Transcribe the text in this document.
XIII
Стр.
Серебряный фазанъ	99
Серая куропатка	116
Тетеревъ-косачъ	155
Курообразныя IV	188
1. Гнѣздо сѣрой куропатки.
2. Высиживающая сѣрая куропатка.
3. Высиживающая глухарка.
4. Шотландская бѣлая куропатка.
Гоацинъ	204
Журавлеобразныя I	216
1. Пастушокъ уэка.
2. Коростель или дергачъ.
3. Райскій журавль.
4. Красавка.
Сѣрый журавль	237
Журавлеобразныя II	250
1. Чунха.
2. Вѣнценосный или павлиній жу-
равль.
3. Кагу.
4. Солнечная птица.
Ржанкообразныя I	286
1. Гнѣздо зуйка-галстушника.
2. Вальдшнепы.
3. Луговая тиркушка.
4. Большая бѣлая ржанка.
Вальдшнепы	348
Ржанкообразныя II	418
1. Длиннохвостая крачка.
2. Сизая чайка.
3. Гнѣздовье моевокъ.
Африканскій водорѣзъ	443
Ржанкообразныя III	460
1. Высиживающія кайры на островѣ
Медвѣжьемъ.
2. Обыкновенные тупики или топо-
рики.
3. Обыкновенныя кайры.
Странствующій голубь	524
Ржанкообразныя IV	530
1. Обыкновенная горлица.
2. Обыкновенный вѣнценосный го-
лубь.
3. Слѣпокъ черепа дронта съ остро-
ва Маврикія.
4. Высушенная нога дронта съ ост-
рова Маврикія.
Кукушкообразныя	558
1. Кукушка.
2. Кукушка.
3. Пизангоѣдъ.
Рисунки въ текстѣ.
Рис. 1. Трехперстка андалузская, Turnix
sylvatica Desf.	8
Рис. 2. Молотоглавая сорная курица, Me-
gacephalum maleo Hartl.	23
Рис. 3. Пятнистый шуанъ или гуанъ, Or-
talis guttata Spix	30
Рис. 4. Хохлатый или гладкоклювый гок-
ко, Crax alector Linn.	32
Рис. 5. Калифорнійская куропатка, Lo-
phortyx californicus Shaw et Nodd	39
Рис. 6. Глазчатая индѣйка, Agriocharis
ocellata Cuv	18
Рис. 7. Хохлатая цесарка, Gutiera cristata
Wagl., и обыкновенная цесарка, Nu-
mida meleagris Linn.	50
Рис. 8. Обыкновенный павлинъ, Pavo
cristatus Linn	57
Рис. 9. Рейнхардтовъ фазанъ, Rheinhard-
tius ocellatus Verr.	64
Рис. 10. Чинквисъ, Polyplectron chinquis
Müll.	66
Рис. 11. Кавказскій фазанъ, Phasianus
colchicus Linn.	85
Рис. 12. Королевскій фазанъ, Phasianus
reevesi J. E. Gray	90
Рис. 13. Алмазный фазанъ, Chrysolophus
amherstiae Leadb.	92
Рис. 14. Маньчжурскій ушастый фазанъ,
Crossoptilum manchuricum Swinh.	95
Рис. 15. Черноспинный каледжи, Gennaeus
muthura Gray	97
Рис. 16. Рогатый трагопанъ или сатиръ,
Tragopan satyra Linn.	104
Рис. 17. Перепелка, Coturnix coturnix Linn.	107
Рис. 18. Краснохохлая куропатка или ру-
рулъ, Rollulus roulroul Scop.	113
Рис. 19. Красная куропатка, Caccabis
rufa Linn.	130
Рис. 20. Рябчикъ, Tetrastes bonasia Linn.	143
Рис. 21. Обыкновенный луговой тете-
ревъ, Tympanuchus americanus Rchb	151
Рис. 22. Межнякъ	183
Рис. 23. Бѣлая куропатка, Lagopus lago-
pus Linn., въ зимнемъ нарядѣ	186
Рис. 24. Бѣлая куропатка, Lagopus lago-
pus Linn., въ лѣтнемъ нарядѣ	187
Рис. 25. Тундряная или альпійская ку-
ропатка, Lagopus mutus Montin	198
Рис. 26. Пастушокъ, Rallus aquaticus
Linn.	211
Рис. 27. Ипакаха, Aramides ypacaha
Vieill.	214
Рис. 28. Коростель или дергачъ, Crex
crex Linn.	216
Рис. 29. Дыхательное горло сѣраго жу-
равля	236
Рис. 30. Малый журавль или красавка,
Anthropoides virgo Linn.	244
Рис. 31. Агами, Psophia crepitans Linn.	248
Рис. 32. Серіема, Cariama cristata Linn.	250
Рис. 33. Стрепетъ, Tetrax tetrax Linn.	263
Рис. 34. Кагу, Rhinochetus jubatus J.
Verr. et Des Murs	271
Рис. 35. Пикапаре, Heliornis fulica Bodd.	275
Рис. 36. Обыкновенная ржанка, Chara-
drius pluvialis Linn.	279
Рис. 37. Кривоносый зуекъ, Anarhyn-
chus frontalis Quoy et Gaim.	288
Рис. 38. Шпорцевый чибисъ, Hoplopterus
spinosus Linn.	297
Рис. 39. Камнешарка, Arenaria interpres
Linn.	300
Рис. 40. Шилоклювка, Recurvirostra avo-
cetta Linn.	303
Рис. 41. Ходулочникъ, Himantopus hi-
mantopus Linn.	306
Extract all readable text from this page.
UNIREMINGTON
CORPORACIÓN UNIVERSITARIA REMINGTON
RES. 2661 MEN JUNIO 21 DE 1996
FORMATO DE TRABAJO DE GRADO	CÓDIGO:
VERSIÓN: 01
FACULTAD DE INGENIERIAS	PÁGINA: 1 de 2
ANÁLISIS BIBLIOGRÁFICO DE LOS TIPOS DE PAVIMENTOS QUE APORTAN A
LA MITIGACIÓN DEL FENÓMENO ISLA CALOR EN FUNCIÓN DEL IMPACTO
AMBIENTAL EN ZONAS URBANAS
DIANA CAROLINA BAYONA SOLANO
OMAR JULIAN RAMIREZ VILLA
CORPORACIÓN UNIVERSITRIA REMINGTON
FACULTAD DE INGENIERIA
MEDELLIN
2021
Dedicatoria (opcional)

— PROBLEM —
Write out the whole listing again, exactly as it stands.

— WRITTEN REPLY —
Transcribe the text in this document.
XIII
Стр.
Серебряный фазанъ	99
Серая куропатка	116
Тетеревъ-косачъ	155
Курообразныя IV	188
1. Гнѣздо сѣрой куропатки.
2. Высиживающая сѣрая куропатка.
3. Высиживающая глухарка.
4. Шотландская бѣлая куропатка.
Гоацинъ	204
Журавлеобразныя I	216
1. Пастушокъ уэка.
2. Коростель или дергачъ.
3. Райскій журавль.
4. Красавка.
Сѣрый журавль	237
Журавлеобразныя II	250
1. Чунха.
2. Вѣнценосный или павлиній жу-
равль.
3. Кагу.
4. Солнечная птица.
Ржанкообразныя I	286
1. Гнѣздо зуйка-галстушника.
2. Вальдшнепы.
3. Луговая тиркушка.
4. Большая бѣлая ржанка.
Вальдшнепы	348
Ржанкообразныя II	418
1. Длиннохвостая крачка.
2. Сизая чайка.
3. Гнѣздовье моевокъ.
Африканскій водорѣзъ	443
Ржанкообразныя III	460
1. Высиживающія кайры на островѣ
Медвѣжьемъ.
2. Обыкновенные тупики или топо-
рики.
3. Обыкновенныя кайры.
Странствующій голубь	524
Ржанкообразныя IV	530
1. Обыкновенная горлица.
2. Обыкновенный вѣнценосный го-
лубь.
3. Слѣпокъ черепа дронта съ остро-
ва Маврикія.
4. Высушенная нога дронта съ ост-
рова Маврикія.
Кукушкообразныя	558
1. Кукушка.
2. Кукушка.
3. Пизангоѣдъ.
Рисунки въ текстѣ.
Рис. 1. Трехперстка андалузская, Turnix
sylvatica Desf.	8
Рис. 2. Молотоглавая сорная курица, Me-
gacephalum maleo Hartl.	23
Рис. 3. Пятнистый шуанъ или гуанъ, Or-
talis guttata Spix	30
Рис. 4. Хохлатый или гладкоклювый гок-
ко, Crax alector Linn.	32
Рис. 5. Калифорнійская куропатка, Lo-
phortyx californicus Shaw et Nodd	39
Рис. 6. Глазчатая индѣйка, Agriocharis
ocellata Cuv	18
Рис. 7. Хохлатая цесарка, Gutiera cristata
Wagl., и обыкновенная цесарка, Nu-
mida meleagris Linn.	50
Рис. 8. Обыкновенный павлинъ, Pavo
cristatus Linn	57
Рис. 9. Рейнхардтовъ фазанъ, Rheinhard-
tius ocellatus Verr.	64
Рис. 10. Чинквисъ, Polyplectron chinquis
Müll.	66
Рис. 11. Кавказскій фазанъ, Phasianus
colchicus Linn.	85
Рис. 12. Королевскій фазанъ, Phasianus
reevesi J. E. Gray	90
Рис. 13. Алмазный фазанъ, Chrysolophus
amherstiae Leadb.	92
Рис. 14. Маньчжурскій ушастый фазанъ,
Crossoptilum manchuricum Swinh.	95
Рис. 15. Черноспинный каледжи, Gennaeus
muthura Gray	97
Рис. 16. Рогатый трагопанъ или сатиръ,
Tragopan satyra Linn.	104
Рис. 17. Перепелка, Coturnix coturnix Linn.	107
Рис. 18. Краснохохлая куропатка или ру-
рулъ, Rollulus roulroul Scop.	113
Рис. 19. Красная куропатка, Caccabis
rufa Linn.	130
Рис. 20. Рябчикъ, Tetrastes bonasia Linn.	143
Рис. 21. Обыкновенный луговой тете-
ревъ, Tympanuchus americanus Rchb	151
Рис. 22. Межнякъ	183
Рис. 23. Бѣлая куропатка, Lagopus lago-
pus Linn., въ зимнемъ нарядѣ	186
Рис. 24. Бѣлая куропатка, Lagopus lago-
pus Linn., въ лѣтнемъ нарядѣ	187
Рис. 25. Тундряная или альпійская ку-
ропатка, Lagopus mutus Montin	198
Рис. 26. Пастушокъ, Rallus aquaticus
Linn.	211
Рис. 27. Ипакаха, Aramides ypacaha
Vieill.	214
Рис. 28. Коростель или дергачъ, Crex
crex Linn.	216
Рис. 29. Дыхательное горло сѣраго жу-
равля	236
Рис. 30. Малый журавль или красавка,
Anthropoides virgo Linn.	244
Рис. 31. Агами, Psophia crepitans Linn.	248
Рис. 32. Серіема, Cariama cristata Linn.	250
Рис. 33. Стрепетъ, Tetrax tetrax Linn.	263
Рис. 34. Кагу, Rhinochetus jubatus J.
Verr. et Des Murs	271
Рис. 35. Пикапаре, Heliornis fulica Bodd.	275
Рис. 36. Обыкновенная ржанка, Chara-
drius pluvialis Linn.	279
Рис. 37. Кривоносый зуекъ, Anarhyn-
chus frontalis Quoy et Gaim.	288
Рис. 38. Шпорцевый чибисъ, Hoplopterus
spinosus Linn.	297
Рис. 39. Камнешарка, Arenaria interpres
Linn.	300
Рис. 40. Шилоклювка, Recurvirostra avo-
cetta Linn.	303
Рис. 41. Ходулочникъ, Himantopus hi-
mantopus Linn.	306
Extract all readable text from this page.
UNIREMINGTON
CORPORACIÓN UNIVERSITARIA REMINGTON
RES. 2661 MEN JUNIO 21 DE 1996
FORMATO DE TRABAJO DE GRADO	CÓDIGO:
VERSIÓN: 01
FACULTAD DE INGENIERIAS	PÁGINA: 1 de 2
ANÁLISIS BIBLIOGRÁFICO DE LOS TIPOS DE PAVIMENTOS QUE APORTAN A
LA MITIGACIÓN DEL FENÓMENO ISLA CALOR EN FUNCIÓN DEL IMPACTO
AMBIENTAL EN ZONAS URBANAS
DIANA CAROLINA BAYONA SOLANO
OMAR JULIAN RAMIREZ VILLA
CORPORACIÓN UNIVERSITRIA REMINGTON
FACULTAD DE INGENIERIA
MEDELLIN
2021
Dedicatoria (opcional)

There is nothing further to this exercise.